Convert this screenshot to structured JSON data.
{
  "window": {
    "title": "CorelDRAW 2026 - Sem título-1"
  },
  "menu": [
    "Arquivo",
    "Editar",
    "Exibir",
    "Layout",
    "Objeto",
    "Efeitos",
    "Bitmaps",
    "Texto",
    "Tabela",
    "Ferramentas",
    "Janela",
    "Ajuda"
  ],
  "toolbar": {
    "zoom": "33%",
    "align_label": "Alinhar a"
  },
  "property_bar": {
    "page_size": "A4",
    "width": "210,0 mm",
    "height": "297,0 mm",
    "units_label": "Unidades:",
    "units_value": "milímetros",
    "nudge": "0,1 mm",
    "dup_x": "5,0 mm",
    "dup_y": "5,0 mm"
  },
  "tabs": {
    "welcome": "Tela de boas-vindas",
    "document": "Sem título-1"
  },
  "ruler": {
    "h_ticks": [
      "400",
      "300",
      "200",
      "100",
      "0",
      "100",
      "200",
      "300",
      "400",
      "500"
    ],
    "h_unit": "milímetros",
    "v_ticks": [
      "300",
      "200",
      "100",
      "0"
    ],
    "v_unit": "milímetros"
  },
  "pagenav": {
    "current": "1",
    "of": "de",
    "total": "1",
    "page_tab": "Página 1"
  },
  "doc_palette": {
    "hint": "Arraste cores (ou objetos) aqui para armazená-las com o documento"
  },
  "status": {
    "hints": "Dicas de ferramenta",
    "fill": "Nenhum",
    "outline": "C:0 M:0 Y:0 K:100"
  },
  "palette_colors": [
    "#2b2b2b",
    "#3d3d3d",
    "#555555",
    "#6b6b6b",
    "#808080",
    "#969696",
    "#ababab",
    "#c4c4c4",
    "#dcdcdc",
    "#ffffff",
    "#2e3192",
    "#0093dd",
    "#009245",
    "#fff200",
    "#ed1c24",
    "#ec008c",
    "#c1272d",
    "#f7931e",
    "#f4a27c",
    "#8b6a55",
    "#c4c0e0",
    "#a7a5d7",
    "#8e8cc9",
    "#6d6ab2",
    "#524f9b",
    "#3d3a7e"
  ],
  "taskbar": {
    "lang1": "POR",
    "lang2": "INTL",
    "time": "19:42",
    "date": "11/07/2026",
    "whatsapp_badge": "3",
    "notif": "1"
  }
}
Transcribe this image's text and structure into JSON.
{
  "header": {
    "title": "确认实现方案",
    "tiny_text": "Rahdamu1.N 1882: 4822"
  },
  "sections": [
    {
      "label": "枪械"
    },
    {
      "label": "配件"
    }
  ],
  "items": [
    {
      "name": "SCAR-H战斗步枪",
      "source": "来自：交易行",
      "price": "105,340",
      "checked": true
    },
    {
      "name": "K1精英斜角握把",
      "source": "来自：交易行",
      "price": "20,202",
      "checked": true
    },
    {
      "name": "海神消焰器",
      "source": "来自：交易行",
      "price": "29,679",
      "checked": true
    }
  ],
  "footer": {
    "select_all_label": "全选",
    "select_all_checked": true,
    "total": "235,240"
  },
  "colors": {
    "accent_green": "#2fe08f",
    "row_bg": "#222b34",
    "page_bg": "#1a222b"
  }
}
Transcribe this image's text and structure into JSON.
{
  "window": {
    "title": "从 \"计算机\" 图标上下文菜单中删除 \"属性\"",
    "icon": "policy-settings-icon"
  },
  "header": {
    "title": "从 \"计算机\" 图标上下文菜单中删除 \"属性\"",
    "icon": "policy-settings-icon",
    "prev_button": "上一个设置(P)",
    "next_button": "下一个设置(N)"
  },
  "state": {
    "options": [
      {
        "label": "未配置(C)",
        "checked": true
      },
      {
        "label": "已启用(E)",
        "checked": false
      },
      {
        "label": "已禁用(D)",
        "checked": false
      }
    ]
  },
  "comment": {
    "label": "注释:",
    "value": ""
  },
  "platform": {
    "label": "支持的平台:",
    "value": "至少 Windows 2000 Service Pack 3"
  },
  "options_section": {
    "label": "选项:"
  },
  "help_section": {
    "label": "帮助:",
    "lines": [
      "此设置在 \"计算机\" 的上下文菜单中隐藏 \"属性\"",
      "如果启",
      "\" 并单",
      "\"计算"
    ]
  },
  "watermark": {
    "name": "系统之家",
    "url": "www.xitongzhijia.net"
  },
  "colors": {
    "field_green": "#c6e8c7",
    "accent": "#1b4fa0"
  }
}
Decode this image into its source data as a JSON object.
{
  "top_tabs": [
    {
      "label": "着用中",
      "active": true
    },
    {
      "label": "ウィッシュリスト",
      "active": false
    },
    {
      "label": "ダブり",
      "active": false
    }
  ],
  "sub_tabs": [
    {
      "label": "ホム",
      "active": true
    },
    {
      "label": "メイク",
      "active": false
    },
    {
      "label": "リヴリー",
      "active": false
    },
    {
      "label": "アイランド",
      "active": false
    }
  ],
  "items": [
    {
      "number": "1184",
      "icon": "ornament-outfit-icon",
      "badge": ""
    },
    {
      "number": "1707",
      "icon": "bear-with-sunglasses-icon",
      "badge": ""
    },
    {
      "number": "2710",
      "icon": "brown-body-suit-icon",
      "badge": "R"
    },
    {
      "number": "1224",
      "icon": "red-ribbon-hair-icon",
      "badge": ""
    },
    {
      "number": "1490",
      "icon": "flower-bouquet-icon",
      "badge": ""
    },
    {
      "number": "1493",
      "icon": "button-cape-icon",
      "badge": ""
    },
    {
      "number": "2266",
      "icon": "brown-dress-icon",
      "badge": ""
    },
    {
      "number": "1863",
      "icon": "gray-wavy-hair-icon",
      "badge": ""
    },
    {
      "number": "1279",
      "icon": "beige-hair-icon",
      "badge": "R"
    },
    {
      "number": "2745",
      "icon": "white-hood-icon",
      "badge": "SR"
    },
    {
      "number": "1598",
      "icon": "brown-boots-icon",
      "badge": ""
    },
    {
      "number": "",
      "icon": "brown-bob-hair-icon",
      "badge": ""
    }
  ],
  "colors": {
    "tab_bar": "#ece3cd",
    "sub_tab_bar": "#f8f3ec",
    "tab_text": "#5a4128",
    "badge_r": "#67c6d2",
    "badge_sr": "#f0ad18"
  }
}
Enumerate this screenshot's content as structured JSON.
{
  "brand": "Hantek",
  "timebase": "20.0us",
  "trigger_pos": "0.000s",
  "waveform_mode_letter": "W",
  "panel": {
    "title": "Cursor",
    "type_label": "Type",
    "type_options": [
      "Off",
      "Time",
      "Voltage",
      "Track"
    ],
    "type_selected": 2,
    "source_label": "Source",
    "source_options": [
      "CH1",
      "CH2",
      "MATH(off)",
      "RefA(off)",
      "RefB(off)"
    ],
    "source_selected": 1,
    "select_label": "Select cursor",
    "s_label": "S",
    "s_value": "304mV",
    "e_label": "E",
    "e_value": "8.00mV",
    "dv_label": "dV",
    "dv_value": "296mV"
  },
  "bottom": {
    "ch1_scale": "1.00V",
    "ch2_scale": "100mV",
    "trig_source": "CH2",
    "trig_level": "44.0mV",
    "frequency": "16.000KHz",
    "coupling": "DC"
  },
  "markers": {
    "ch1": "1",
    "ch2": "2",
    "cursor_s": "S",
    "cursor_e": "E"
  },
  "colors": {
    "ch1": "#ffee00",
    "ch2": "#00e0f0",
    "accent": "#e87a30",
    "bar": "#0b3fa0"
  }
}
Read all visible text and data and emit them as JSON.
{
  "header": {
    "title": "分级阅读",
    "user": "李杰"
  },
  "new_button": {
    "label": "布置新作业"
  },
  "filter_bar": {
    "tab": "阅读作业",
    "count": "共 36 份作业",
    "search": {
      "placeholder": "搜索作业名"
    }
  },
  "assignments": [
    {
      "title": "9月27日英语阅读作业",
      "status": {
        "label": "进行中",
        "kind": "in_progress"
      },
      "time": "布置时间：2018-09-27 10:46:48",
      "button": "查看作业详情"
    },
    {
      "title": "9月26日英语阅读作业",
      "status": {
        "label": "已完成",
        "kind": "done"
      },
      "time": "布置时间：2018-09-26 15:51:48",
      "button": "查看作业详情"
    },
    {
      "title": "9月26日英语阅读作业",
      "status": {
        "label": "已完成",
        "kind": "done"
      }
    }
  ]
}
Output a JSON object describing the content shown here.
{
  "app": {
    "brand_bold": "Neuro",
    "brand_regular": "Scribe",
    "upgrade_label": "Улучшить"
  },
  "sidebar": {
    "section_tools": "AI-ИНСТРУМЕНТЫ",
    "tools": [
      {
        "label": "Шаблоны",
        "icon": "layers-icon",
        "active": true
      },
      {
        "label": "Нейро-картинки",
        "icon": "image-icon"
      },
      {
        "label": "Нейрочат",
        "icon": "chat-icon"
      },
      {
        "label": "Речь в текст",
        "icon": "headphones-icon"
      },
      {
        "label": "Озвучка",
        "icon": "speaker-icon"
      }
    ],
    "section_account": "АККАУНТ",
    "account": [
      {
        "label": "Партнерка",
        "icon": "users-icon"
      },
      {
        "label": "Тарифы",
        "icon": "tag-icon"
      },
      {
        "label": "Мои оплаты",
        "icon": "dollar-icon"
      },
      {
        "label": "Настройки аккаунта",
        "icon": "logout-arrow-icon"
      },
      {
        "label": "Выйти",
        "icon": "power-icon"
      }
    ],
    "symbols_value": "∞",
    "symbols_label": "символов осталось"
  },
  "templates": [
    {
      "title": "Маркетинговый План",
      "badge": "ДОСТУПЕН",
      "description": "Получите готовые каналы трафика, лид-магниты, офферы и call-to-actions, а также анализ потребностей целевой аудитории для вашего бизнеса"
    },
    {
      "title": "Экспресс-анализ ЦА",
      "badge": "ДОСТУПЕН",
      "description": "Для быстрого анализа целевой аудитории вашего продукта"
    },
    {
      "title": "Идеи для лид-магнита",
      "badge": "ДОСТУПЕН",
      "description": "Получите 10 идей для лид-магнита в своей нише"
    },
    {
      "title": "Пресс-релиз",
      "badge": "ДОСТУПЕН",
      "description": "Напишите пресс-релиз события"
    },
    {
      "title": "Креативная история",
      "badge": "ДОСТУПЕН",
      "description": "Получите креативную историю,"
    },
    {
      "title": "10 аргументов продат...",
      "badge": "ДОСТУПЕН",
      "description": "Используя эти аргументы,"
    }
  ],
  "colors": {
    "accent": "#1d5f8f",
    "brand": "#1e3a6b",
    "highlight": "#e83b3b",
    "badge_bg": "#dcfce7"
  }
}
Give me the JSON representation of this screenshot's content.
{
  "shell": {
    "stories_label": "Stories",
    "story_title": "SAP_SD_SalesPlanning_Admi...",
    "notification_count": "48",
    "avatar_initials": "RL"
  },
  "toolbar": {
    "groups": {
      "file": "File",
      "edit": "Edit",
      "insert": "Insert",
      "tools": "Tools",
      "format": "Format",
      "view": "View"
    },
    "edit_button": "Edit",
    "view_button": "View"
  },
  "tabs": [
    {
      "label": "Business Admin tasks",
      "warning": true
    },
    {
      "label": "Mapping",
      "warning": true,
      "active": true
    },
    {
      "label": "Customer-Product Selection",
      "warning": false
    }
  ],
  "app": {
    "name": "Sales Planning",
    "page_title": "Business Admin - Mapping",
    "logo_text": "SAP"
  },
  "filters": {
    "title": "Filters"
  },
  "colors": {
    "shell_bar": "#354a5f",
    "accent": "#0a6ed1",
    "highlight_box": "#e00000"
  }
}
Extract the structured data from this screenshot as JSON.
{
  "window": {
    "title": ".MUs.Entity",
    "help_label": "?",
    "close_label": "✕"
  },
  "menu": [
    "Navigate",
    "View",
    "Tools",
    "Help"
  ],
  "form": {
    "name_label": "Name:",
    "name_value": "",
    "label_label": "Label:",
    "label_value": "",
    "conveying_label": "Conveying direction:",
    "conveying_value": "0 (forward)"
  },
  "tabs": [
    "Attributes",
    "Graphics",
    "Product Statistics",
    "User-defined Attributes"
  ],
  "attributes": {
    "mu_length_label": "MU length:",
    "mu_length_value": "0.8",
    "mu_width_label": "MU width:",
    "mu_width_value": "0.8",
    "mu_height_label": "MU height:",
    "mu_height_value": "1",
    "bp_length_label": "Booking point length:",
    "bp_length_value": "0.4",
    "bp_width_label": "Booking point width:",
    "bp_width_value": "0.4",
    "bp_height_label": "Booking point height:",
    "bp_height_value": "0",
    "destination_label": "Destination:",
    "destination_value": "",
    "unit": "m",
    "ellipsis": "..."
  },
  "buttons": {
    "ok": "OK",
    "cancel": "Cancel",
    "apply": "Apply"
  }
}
*****
Tally how many lines of the records hold the word "вашего". Answer with the number only.

2